> **WHAT THIS TASK INVOLVES**: Go through the entries and count the lines with the string "яснення" in them. Give only that number.

> **TASK MATERIAL**:

/---

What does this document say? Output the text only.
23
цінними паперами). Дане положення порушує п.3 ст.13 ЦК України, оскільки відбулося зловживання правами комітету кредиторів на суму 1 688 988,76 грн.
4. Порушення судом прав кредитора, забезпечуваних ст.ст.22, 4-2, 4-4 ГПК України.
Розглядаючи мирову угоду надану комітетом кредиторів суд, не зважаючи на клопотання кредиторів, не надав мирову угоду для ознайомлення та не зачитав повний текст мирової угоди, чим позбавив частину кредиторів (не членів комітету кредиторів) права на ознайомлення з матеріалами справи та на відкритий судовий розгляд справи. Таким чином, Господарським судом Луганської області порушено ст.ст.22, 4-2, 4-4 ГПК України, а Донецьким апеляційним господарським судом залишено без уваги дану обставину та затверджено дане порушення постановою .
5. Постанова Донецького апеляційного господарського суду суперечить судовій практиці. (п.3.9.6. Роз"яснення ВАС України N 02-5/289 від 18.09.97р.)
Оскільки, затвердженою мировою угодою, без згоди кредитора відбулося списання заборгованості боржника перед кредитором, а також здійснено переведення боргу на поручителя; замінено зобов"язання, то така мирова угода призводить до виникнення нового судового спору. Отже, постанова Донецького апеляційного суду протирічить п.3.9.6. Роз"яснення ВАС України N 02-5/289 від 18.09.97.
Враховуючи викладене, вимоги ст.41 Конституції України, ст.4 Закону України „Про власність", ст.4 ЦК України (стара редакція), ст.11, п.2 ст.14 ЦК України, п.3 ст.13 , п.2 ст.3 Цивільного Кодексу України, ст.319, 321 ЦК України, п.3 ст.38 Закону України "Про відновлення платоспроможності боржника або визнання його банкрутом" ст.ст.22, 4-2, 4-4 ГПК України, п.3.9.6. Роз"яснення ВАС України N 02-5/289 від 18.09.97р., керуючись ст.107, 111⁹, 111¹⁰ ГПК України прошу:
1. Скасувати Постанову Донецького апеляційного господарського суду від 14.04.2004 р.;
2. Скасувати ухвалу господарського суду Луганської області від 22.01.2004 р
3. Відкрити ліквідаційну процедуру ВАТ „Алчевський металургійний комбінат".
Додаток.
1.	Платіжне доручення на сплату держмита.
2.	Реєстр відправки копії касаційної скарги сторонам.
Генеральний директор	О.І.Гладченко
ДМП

\---
/---

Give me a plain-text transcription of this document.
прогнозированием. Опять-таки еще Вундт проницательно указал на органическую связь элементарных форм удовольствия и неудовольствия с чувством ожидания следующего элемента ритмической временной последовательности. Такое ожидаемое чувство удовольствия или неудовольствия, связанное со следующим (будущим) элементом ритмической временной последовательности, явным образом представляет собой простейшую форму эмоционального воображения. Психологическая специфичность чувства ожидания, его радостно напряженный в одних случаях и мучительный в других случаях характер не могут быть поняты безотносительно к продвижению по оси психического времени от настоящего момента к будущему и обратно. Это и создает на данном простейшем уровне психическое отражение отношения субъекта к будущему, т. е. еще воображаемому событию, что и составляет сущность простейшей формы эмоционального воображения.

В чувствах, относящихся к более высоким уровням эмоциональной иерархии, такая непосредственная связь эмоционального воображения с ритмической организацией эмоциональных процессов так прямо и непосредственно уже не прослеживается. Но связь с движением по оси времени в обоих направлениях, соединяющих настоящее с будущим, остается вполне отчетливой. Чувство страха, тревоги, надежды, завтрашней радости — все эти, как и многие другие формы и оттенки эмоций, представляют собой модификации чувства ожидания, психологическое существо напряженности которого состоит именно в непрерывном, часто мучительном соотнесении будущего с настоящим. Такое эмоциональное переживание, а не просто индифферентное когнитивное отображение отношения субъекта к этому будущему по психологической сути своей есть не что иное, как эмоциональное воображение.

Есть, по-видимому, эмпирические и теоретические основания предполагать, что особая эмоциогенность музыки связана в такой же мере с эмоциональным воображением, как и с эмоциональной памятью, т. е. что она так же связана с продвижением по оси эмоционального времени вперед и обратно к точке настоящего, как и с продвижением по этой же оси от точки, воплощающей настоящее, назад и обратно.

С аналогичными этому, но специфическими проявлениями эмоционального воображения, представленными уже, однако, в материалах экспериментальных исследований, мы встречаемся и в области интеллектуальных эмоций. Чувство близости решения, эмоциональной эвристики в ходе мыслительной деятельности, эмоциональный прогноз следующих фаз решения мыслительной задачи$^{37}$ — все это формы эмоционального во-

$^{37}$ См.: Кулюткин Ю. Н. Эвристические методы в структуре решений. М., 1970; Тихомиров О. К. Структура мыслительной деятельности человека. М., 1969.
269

\---

> **EXERCISE RESPONSE**: 3